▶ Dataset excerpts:
::::
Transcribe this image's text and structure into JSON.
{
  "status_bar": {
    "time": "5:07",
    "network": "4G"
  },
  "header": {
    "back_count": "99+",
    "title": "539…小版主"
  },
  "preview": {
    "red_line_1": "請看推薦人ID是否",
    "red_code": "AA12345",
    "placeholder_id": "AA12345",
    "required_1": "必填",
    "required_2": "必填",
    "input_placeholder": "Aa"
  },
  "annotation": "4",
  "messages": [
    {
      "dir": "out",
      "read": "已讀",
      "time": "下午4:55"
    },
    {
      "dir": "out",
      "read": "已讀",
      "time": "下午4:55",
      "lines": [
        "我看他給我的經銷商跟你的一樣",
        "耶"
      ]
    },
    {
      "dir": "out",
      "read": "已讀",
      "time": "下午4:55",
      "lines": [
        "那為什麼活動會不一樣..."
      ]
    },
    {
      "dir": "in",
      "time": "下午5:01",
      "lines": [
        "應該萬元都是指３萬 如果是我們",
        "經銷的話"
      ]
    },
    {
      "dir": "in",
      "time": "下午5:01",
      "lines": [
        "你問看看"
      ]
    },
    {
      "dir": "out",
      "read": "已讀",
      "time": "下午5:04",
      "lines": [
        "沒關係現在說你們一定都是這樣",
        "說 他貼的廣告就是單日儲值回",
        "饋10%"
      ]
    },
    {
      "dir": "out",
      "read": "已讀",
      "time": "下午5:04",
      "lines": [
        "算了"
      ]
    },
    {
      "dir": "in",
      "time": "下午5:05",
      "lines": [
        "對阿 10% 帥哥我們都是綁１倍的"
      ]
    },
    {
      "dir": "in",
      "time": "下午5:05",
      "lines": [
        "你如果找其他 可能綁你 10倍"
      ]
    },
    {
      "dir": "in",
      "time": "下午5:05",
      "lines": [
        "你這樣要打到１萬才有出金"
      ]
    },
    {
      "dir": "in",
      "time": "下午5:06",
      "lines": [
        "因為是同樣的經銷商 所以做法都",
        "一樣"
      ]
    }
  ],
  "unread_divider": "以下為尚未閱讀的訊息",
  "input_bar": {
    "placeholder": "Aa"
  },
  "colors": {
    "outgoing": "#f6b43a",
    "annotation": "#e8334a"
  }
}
::::
▶ What you have to do: Retype the records above exactly.

▶ Finished exercise:
Transcribe this image's text and structure into JSON.
{
  "status_bar": {
    "time": "5:07",
    "network": "4G"
  },
  "header": {
    "back_count": "99+",
    "title": "539…小版主"
  },
  "preview": {
    "red_line_1": "請看推薦人ID是否",
    "red_code": "AA12345",
    "placeholder_id": "AA12345",
    "required_1": "必填",
    "required_2": "必填",
    "input_placeholder": "Aa"
  },
  "annotation": "4",
  "messages": [
    {
      "dir": "out",
      "read": "已讀",
      "time": "下午4:55"
    },
    {
      "dir": "out",
      "read": "已讀",
      "time": "下午4:55",
      "lines": [
        "我看他給我的經銷商跟你的一樣",
        "耶"
      ]
    },
    {
      "dir": "out",
      "read": "已讀",
      "time": "下午4:55",
      "lines": [
        "那為什麼活動會不一樣..."
      ]
    },
    {
      "dir": "in",
      "time": "下午5:01",
      "lines": [
        "應該萬元都是指３萬 如果是我們",
        "經銷的話"
      ]
    },
    {
      "dir": "in",
      "time": "下午5:01",
      "lines": [
        "你問看看"
      ]
    },
    {
      "dir": "out",
      "read": "已讀",
      "time": "下午5:04",
      "lines": [
        "沒關係現在說你們一定都是這樣",
        "說 他貼的廣告就是單日儲值回",
        "饋10%"
      ]
    },
    {
      "dir": "out",
      "read": "已讀",
      "time": "下午5:04",
      "lines": [
        "算了"
      ]
    },
    {
      "dir": "in",
      "time": "下午5:05",
      "lines": [
        "對阿 10% 帥哥我們都是綁１倍的"
      ]
    },
    {
      "dir": "in",
      "time": "下午5:05",
      "lines": [
        "你如果找其他 可能綁你 10倍"
      ]
    },
    {
      "dir": "in",
      "time": "下午5:05",
      "lines": [
        "你這樣要打到１萬才有出金"
      ]
    },
    {
      "dir": "in",
      "time": "下午5:06",
      "lines": [
        "因為是同樣的經銷商 所以做法都",
        "一樣"
      ]
    }
  ],
  "unread_divider": "以下為尚未閱讀的訊息",
  "input_bar": {
    "placeholder": "Aa"
  },
  "colors": {
    "outgoing": "#f6b43a",
    "annotation": "#e8334a"
  }
}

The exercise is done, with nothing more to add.